■ **Items**:
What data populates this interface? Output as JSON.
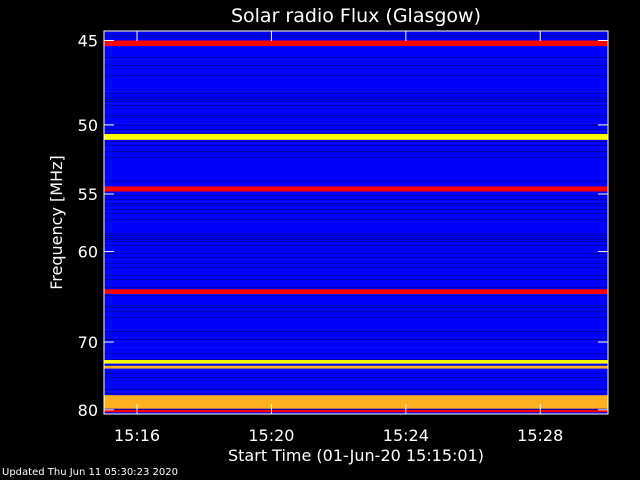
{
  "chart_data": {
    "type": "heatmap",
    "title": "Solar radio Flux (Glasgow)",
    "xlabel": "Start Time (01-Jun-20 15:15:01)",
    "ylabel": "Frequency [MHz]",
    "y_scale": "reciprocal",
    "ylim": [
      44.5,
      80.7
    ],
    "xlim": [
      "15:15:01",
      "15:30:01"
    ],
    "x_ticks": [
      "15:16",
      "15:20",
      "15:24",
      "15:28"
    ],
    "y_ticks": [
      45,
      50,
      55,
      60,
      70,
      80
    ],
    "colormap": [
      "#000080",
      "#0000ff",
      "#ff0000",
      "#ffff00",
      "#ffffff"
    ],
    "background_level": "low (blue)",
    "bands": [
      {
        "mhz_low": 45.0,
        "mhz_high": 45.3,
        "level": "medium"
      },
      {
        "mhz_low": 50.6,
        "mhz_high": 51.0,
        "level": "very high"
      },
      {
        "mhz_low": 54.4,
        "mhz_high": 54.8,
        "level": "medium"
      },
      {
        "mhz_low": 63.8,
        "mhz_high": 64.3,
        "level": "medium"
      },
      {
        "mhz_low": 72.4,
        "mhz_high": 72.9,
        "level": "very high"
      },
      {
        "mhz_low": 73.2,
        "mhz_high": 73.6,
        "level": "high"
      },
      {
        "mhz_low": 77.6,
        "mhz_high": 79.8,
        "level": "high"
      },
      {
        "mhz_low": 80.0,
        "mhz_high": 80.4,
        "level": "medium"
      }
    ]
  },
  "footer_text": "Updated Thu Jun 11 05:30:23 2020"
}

■ **To be done**:
Pictures in the records above should not be copied. Repeat everything else exactly.

■ **Result below**:
What data populates this interface? Output as JSON.
{
  "chart_data": {
    "type": "heatmap",
    "title": "Solar radio Flux (Glasgow)",
    "xlabel": "Start Time (01-Jun-20 15:15:01)",
    "ylabel": "Frequency [MHz]",
    "y_scale": "reciprocal",
    "ylim": [
      44.5,
      80.7
    ],
    "xlim": [
      "15:15:01",
      "15:30:01"
    ],
    "x_ticks": [
      "15:16",
      "15:20",
      "15:24",
      "15:28"
    ],
    "y_ticks": [
      45,
      50,
      55,
      60,
      70,
      80
    ],
    "colormap": [
      "#000080",
      "#0000ff",
      "#ff0000",
      "#ffff00",
      "#ffffff"
    ],
    "background_level": "low (blue)",
    "bands": [
      {
        "mhz_low": 45.0,
        "mhz_high": 45.3,
        "level": "medium"
      },
      {
        "mhz_low": 50.6,
        "mhz_high": 51.0,
        "level": "very high"
      },
      {
        "mhz_low": 54.4,
        "mhz_high": 54.8,
        "level": "medium"
      },
      {
        "mhz_low": 63.8,
        "mhz_high": 64.3,
        "level": "medium"
      },
      {
        "mhz_low": 72.4,
        "mhz_high": 72.9,
        "level": "very high"
      },
      {
        "mhz_low": 73.2,
        "mhz_high": 73.6,
        "level": "high"
      },
      {
        "mhz_low": 77.6,
        "mhz_high": 79.8,
        "level": "high"
      },
      {
        "mhz_low": 80.0,
        "mhz_high": 80.4,
        "level": "medium"
      }
    ]
  },
  "footer_text": "Updated Thu Jun 11 05:30:23 2020"
}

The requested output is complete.